WHAT IS BEING ASKED: Go through the entries and transcribe each one exactly, dropping the pictures.

GIVEN INFORMATION:

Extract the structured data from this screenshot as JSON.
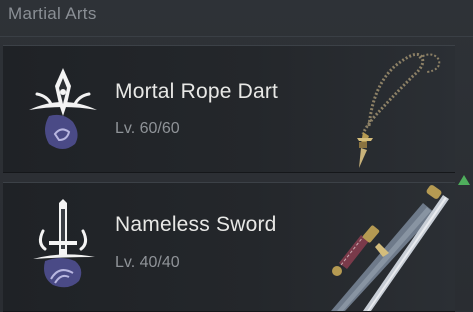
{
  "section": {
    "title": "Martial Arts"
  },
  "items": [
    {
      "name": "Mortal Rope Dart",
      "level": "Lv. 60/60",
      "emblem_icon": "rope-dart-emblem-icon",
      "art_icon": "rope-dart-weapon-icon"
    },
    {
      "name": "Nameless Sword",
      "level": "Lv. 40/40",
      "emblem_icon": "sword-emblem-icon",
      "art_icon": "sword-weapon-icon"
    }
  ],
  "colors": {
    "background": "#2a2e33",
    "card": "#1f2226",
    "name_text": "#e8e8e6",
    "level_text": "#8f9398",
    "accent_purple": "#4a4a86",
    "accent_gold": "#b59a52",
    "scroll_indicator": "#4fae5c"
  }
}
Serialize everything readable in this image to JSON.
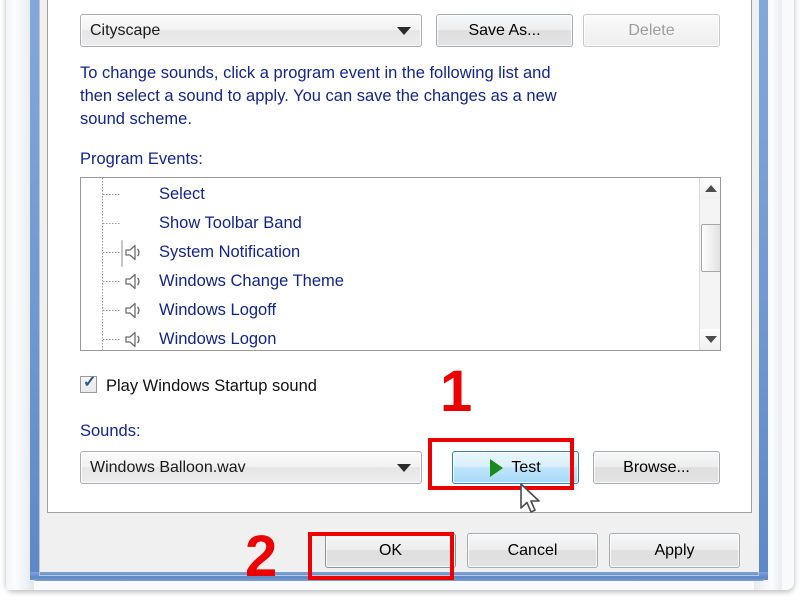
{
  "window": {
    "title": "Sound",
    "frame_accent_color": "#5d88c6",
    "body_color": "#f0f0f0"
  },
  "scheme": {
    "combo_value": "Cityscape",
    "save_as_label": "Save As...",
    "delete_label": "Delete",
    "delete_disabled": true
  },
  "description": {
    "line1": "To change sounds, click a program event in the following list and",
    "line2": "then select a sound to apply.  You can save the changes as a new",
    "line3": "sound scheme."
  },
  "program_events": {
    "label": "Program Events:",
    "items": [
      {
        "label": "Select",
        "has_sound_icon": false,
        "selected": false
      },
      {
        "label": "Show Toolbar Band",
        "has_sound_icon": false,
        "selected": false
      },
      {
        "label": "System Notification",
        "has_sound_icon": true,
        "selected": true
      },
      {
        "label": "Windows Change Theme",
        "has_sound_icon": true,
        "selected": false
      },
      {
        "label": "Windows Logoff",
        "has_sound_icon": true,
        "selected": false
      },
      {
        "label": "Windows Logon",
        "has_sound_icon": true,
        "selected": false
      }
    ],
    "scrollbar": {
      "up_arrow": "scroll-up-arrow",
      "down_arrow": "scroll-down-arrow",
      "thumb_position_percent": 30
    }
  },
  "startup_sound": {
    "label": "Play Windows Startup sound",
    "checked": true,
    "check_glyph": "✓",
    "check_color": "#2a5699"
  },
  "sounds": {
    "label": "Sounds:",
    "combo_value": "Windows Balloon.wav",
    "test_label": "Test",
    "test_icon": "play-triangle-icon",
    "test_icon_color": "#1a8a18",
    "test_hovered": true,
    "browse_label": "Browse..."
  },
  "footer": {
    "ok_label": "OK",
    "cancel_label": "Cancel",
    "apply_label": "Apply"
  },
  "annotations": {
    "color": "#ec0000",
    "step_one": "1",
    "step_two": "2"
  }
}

THE RESPONSE:
Extract the structured data from this screenshot as JSON.
{
  "section": {
    "title": "Martial Arts"
  },
  "items": [
    {
      "name": "Mortal Rope Dart",
      "level": "Lv. 60/60",
      "emblem_icon": "rope-dart-emblem-icon",
      "art_icon": "rope-dart-weapon-icon"
    },
    {
      "name": "Nameless Sword",
      "level": "Lv. 40/40",
      "emblem_icon": "sword-emblem-icon",
      "art_icon": "sword-weapon-icon"
    }
  ],
  "colors": {
    "background": "#2a2e33",
    "card": "#1f2226",
    "name_text": "#e8e8e6",
    "level_text": "#8f9398",
    "accent_purple": "#4a4a86",
    "accent_gold": "#b59a52",
    "scroll_indicator": "#4fae5c"
  }
}
Serialize everything readable in this image to JSON.
{
  "window": {
    "title": "Sound",
    "frame_accent_color": "#5d88c6",
    "body_color": "#f0f0f0"
  },
  "scheme": {
    "combo_value": "Cityscape",
    "save_as_label": "Save As...",
    "delete_label": "Delete",
    "delete_disabled": true
  },
  "description": {
    "line1": "To change sounds, click a program event in the following list and",
    "line2": "then select a sound to apply.  You can save the changes as a new",
    "line3": "sound scheme."
  },
  "program_events": {
    "label": "Program Events:",
    "items": [
      {
        "label": "Select",
        "has_sound_icon": false,
        "selected": false
      },
      {
        "label": "Show Toolbar Band",
        "has_sound_icon": false,
        "selected": false
      },
      {
        "label": "System Notification",
        "has_sound_icon": true,
        "selected": true
      },
      {
        "label": "Windows Change Theme",
        "has_sound_icon": true,
        "selected": false
      },
      {
        "label": "Windows Logoff",
        "has_sound_icon": true,
        "selected": false
      },
      {
        "label": "Windows Logon",
        "has_sound_icon": true,
        "selected": false
      }
    ],
    "scrollbar": {
      "up_arrow": "scroll-up-arrow",
      "down_arrow": "scroll-down-arrow",
      "thumb_position_percent": 30
    }
  },
  "startup_sound": {
    "label": "Play Windows Startup sound",
    "checked": true,
    "check_glyph": "✓",
    "check_color": "#2a5699"
  },
  "sounds": {
    "label": "Sounds:",
    "combo_value": "Windows Balloon.wav",
    "test_label": "Test",
    "test_icon": "play-triangle-icon",
    "test_icon_color": "#1a8a18",
    "test_hovered": true,
    "browse_label": "Browse..."
  },
  "footer": {
    "ok_label": "OK",
    "cancel_label": "Cancel",
    "apply_label": "Apply"
  },
  "annotations": {
    "color": "#ec0000",
    "step_one": "1",
    "step_two": "2"
  }
}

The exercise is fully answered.